EXERCISE DATA:
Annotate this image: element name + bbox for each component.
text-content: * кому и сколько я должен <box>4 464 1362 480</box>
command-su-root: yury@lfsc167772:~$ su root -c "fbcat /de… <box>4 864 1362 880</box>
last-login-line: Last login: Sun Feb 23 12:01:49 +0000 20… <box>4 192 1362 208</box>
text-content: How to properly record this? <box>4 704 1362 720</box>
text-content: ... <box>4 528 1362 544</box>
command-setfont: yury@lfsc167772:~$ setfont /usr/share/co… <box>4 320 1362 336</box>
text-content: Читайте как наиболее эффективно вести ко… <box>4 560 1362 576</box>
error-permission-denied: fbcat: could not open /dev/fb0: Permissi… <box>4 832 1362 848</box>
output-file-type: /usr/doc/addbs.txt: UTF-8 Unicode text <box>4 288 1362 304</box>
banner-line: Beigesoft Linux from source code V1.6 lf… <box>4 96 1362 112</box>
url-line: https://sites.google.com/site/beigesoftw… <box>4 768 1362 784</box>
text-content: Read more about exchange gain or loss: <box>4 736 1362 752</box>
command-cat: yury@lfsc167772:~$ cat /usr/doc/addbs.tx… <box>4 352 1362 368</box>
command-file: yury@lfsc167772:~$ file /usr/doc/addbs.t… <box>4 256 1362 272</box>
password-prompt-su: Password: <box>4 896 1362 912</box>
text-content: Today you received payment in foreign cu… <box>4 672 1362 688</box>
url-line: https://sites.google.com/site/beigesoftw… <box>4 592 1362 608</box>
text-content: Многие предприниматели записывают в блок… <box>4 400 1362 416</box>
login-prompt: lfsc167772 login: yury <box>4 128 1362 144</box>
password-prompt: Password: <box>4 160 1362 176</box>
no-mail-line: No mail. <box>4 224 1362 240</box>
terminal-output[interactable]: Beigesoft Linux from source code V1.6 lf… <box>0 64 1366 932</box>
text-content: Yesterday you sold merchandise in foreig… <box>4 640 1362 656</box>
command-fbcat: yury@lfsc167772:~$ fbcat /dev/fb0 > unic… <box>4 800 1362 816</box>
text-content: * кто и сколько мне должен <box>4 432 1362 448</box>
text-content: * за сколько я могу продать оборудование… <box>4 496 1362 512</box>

GIVEN EXERCISE: Rewrite the stretch from the start of the data through the line containing "command-su-root: yury@lfsc167772:~$ su", replacing "bbox" with "bounding box" and keeping everything else unchanged.

SOLUTION TO THIS EXERCISE:
Annotate this image: element name + bounding box for each component.
text-content: * кому и сколько я должен <box>4 464 1362 480</box>
command-su-root: yury@lfsc167772:~$ su root -c "fbcat /de… <box>4 864 1362 880</box>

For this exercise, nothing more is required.